__Excerpt__
=== Section Start ===
The High Cost of Survival
For a clinical-stage company with no product revenue, cash is oxygen. Tempest’s recent financial reports painted a stark picture. As of September 30, 2025, the company had only $7.5 million in cash and cash equivalents, while its average quarterly cash burn rate for operations was approximately $7.7 million. Without new funding, operations would have ceased imminently.
While the infusion provides a much-needed operational runway, it comes at a significant cost to existing shareholders. Based on the 4.44 million shares outstanding as of late October, the immediate sale of 1.17 million new shares represents a substantial 26.4% dilution. Should the warrants be fully exercised in the future, the total potential dilution for current shareholders could exceed 50%. This trade-off—exchanging equity for survival—is a common but painful reality for many development-stage biotechs in a challenging capital market. The proceeds, according to the company, will be used for working capital and general corporate purposes, essentially to keep the lights on and fund ongoing research and development.
=== Section End ===
__What this exercise asks__
1. Answer these from the excerpt about Tempest's finances:
(a) How much cash and cash equivalents did the company hold as of September 30, 2025?
(b) What percentage of dilution does the immediate sale of new shares represent?
(c) For what purposes does the company say the proceeds will be used?
2. Please revise everything from "While the infusion" down to "research and development." in the excerpt about Tempest's finances, replacing "challenging" with "difficult".
The records that come next have no connection to the text.

__Data under study__
=== Section Start ===
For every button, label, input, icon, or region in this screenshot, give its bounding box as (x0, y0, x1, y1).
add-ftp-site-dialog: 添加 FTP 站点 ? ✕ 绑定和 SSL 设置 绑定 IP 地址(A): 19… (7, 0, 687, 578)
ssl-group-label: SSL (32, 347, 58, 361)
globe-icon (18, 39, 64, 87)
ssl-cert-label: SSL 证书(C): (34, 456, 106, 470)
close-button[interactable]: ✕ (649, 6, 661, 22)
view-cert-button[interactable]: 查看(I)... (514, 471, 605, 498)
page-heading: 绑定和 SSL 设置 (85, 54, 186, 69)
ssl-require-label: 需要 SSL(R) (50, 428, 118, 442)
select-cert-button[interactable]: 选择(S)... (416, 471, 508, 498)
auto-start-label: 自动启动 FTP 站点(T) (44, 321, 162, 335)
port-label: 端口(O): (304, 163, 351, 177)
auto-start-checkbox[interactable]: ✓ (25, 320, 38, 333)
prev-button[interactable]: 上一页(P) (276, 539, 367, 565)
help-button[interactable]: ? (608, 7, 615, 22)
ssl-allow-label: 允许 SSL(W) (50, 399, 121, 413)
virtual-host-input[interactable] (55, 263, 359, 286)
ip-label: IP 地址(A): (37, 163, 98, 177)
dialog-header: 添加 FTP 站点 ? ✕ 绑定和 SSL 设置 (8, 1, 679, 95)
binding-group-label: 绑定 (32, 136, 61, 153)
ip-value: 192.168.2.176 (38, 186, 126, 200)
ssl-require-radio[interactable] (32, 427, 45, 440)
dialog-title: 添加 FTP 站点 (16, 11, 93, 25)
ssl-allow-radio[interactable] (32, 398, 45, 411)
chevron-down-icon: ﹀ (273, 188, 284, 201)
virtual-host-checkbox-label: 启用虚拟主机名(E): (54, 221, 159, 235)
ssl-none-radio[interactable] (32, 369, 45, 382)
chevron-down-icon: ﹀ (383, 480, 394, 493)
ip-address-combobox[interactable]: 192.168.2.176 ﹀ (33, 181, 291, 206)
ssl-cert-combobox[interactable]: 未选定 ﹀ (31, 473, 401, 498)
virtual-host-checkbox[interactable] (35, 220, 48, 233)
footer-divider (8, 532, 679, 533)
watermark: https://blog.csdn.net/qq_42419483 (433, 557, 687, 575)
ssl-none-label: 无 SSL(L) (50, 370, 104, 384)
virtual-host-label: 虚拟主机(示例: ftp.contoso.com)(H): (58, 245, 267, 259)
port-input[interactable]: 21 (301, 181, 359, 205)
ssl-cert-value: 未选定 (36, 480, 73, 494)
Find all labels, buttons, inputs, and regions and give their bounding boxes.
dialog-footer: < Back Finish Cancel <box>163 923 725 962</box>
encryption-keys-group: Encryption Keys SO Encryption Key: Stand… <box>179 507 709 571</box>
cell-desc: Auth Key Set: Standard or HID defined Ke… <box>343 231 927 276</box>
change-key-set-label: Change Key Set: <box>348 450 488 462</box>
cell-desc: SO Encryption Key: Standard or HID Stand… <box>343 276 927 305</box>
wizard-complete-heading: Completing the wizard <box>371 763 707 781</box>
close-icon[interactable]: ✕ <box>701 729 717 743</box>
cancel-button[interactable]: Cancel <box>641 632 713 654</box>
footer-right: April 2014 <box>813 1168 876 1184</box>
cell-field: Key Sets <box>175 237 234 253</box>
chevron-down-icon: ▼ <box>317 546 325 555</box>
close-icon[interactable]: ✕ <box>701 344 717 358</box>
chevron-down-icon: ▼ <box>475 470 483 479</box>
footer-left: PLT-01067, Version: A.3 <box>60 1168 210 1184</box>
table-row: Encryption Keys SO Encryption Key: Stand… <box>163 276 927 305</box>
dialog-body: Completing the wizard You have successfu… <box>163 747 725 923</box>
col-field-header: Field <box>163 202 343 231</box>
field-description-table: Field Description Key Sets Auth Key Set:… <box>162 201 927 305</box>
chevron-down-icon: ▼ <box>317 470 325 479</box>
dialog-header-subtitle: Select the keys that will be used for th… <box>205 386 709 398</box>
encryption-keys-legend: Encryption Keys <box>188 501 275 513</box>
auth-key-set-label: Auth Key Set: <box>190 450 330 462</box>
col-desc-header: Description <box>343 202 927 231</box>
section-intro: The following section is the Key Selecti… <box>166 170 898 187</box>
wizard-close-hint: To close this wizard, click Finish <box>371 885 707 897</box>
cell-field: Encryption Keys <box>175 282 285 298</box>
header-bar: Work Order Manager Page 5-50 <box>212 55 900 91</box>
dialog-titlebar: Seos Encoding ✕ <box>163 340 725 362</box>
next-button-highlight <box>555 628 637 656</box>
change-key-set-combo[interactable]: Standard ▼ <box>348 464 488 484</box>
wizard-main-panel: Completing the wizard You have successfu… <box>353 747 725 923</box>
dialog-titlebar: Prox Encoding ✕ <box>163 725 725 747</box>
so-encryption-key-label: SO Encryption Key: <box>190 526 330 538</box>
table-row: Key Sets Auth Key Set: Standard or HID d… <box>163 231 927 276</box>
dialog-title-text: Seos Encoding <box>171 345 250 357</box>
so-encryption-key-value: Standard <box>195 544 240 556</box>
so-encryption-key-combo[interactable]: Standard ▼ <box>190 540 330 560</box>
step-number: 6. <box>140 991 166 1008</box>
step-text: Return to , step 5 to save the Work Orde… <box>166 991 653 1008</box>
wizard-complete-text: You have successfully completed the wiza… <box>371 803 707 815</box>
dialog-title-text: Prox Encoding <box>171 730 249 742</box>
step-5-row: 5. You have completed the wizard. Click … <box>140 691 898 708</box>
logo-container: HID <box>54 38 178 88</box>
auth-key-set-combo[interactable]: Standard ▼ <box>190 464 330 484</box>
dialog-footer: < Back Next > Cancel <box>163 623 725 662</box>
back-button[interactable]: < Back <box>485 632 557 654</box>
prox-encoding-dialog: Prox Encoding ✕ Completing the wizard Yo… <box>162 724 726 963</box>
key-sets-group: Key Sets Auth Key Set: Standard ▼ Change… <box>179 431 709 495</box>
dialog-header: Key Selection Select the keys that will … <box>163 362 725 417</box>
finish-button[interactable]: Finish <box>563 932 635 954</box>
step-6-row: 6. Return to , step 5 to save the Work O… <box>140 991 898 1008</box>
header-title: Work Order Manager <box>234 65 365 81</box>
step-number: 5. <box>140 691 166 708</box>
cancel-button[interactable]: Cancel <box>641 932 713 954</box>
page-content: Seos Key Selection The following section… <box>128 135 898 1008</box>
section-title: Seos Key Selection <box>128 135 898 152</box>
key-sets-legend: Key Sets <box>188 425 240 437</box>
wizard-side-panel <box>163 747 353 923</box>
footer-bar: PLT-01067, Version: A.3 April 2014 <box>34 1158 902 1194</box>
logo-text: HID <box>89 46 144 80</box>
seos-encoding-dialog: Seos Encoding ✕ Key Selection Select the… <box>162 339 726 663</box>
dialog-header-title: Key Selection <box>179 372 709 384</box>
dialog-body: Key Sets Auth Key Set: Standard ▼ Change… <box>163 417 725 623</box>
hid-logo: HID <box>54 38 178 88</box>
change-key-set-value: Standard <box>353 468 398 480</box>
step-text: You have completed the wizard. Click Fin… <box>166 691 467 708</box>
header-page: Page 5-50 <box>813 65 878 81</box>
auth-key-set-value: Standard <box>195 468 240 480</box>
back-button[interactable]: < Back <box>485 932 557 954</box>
=== Section End ===
__Results in order__
1.
(a) $7.5 million
(b) 26.4%
(c) Working capital and general corporate purposes

2.
While the infusion provides a much-needed operational runway, it comes at a significant cost to existing shareholders. Based on the 4.44 million shares outstanding as of late October, the immediate sale of 1.17 million new shares represents a substantial 26.4% dilution. Should the warrants be fully exercised in the future, the total potential dilution for current shareholders could exceed 50%. This trade-off—exchanging equity for survival—is a common but painful reality for many development-stage biotechs in a difficult capital market. The proceeds, according to the company, will be used for working capital and general corporate purposes, essentially to keep the lights on and fund ongoing research and development.